[Data records]
+===+
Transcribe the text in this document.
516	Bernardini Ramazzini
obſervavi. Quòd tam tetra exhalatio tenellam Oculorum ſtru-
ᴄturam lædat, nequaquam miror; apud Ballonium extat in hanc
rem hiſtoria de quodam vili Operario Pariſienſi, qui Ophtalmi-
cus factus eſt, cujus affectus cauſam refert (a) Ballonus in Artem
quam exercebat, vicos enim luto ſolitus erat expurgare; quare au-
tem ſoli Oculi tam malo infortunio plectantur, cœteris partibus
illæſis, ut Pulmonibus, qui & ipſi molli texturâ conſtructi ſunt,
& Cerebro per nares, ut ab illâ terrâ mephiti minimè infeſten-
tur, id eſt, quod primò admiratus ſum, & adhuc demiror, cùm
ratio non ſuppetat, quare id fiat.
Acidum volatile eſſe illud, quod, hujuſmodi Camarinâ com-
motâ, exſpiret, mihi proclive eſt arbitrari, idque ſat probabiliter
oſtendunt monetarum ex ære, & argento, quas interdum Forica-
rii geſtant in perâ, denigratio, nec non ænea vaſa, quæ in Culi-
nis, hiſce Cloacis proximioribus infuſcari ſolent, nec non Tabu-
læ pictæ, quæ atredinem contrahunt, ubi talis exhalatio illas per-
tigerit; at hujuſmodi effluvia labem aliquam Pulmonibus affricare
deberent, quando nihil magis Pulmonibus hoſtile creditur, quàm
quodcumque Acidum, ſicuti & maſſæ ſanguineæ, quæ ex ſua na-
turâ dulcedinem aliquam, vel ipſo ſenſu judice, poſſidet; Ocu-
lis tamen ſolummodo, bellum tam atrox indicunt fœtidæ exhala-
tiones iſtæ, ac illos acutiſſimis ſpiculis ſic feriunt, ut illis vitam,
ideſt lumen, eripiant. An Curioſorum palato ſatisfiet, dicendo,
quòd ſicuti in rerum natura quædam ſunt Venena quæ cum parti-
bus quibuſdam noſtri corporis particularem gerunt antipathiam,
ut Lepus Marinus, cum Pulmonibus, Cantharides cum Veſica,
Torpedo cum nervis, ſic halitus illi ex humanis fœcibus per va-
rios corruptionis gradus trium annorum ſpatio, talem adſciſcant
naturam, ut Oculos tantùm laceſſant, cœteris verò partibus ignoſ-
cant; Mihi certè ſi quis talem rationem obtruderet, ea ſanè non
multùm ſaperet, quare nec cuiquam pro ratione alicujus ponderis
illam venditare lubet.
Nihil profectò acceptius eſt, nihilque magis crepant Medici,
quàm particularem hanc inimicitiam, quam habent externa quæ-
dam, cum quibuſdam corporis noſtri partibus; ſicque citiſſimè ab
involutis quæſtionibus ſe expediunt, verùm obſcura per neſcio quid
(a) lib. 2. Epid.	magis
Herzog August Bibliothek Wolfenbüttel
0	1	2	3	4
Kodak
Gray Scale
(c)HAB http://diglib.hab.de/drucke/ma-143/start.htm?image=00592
+===+
**Written instruction:** Reproduce each entry exactly, leaving out nothing.

**Correct result:**
Transcribe the text in this document.
516	Bernardini Ramazzini
obſervavi. Quòd tam tetra exhalatio tenellam Oculorum ſtru-
ᴄturam lædat, nequaquam miror; apud Ballonium extat in hanc
rem hiſtoria de quodam vili Operario Pariſienſi, qui Ophtalmi-
cus factus eſt, cujus affectus cauſam refert (a) Ballonus in Artem
quam exercebat, vicos enim luto ſolitus erat expurgare; quare au-
tem ſoli Oculi tam malo infortunio plectantur, cœteris partibus
illæſis, ut Pulmonibus, qui & ipſi molli texturâ conſtructi ſunt,
& Cerebro per nares, ut ab illâ terrâ mephiti minimè infeſten-
tur, id eſt, quod primò admiratus ſum, & adhuc demiror, cùm
ratio non ſuppetat, quare id fiat.
Acidum volatile eſſe illud, quod, hujuſmodi Camarinâ com-
motâ, exſpiret, mihi proclive eſt arbitrari, idque ſat probabiliter
oſtendunt monetarum ex ære, & argento, quas interdum Forica-
rii geſtant in perâ, denigratio, nec non ænea vaſa, quæ in Culi-
nis, hiſce Cloacis proximioribus infuſcari ſolent, nec non Tabu-
læ pictæ, quæ atredinem contrahunt, ubi talis exhalatio illas per-
tigerit; at hujuſmodi effluvia labem aliquam Pulmonibus affricare
deberent, quando nihil magis Pulmonibus hoſtile creditur, quàm
quodcumque Acidum, ſicuti & maſſæ ſanguineæ, quæ ex ſua na-
turâ dulcedinem aliquam, vel ipſo ſenſu judice, poſſidet; Ocu-
lis tamen ſolummodo, bellum tam atrox indicunt fœtidæ exhala-
tiones iſtæ, ac illos acutiſſimis ſpiculis ſic feriunt, ut illis vitam,
ideſt lumen, eripiant. An Curioſorum palato ſatisfiet, dicendo,
quòd ſicuti in rerum natura quædam ſunt Venena quæ cum parti-
bus quibuſdam noſtri corporis particularem gerunt antipathiam,
ut Lepus Marinus, cum Pulmonibus, Cantharides cum Veſica,
Torpedo cum nervis, ſic halitus illi ex humanis fœcibus per va-
rios corruptionis gradus trium annorum ſpatio, talem adſciſcant
naturam, ut Oculos tantùm laceſſant, cœteris verò partibus ignoſ-
cant; Mihi certè ſi quis talem rationem obtruderet, ea ſanè non
multùm ſaperet, quare nec cuiquam pro ratione alicujus ponderis
illam venditare lubet.
Nihil profectò acceptius eſt, nihilque magis crepant Medici,
quàm particularem hanc inimicitiam, quam habent externa quæ-
dam, cum quibuſdam corporis noſtri partibus; ſicque citiſſimè ab
involutis quæſtionibus ſe expediunt, verùm obſcura per neſcio quid
(a) lib. 2. Epid.	magis
Herzog August Bibliothek Wolfenbüttel
0	1	2	3	4
Kodak
Gray Scale
(c)HAB http://diglib.hab.de/drucke/ma-143/start.htm?image=00592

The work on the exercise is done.